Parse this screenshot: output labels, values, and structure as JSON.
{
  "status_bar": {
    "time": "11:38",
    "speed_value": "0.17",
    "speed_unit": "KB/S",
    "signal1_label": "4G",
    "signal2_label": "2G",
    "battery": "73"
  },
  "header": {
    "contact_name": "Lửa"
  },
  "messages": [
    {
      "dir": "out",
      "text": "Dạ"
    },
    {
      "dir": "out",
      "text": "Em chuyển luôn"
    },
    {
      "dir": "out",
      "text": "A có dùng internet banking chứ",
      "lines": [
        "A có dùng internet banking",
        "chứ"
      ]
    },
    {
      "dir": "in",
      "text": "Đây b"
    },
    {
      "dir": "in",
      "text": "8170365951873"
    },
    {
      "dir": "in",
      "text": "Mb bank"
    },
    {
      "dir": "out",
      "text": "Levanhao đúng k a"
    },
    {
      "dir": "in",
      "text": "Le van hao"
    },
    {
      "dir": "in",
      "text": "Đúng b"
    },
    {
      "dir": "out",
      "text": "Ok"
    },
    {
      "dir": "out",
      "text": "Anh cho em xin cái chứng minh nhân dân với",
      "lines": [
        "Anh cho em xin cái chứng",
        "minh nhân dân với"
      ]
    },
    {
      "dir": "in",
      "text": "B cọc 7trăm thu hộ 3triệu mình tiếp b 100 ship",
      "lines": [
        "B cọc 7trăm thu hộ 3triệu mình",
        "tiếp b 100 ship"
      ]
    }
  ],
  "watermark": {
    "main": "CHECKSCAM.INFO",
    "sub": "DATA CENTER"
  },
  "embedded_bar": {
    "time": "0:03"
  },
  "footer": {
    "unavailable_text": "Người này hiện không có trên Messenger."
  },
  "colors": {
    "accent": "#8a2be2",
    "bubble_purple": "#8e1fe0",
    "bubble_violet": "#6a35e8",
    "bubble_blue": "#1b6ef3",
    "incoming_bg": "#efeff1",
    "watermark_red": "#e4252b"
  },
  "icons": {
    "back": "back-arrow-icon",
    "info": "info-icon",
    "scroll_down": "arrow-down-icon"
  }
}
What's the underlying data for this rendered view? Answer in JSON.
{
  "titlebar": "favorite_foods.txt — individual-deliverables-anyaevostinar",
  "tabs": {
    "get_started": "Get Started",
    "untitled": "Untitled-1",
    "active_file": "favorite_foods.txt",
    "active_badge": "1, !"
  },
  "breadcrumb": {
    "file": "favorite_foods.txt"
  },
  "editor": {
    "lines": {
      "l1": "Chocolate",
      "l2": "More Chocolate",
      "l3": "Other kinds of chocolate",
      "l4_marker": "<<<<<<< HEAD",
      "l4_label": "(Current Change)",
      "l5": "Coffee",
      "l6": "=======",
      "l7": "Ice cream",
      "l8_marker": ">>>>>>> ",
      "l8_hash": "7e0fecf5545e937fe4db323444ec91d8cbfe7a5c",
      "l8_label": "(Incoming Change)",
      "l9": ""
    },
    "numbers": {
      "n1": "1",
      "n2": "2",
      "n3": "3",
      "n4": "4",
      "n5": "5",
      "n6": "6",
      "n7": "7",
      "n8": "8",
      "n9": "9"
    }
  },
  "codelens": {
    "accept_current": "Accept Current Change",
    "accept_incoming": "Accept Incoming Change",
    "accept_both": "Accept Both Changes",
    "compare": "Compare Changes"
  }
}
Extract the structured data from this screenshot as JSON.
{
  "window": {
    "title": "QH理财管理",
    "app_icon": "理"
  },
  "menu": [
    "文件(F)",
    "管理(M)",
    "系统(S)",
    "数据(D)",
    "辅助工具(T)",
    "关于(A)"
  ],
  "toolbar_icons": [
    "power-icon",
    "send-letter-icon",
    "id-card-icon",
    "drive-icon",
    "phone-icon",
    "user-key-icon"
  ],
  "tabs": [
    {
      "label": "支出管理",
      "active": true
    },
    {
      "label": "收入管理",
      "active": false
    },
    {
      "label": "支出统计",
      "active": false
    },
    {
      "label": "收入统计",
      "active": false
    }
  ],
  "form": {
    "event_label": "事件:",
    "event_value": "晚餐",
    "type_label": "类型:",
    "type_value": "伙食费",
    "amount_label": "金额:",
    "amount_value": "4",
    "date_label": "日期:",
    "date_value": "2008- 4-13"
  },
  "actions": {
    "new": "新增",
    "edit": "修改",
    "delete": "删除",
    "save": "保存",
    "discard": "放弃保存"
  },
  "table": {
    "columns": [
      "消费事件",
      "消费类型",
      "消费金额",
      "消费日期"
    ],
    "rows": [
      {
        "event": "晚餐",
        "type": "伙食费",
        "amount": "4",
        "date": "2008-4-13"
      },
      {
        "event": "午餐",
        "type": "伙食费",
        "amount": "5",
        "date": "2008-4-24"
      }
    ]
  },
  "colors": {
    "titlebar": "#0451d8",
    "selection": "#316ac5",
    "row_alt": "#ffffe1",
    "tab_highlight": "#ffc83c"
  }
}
::::
Find all lines holding the string "this" and copy them.

Parse this screenshot: output labels, values, and structure as JSON.
What's the underlying data for this rendered view? Answer in JSON.
Extract the structured data from this screenshot as JSON.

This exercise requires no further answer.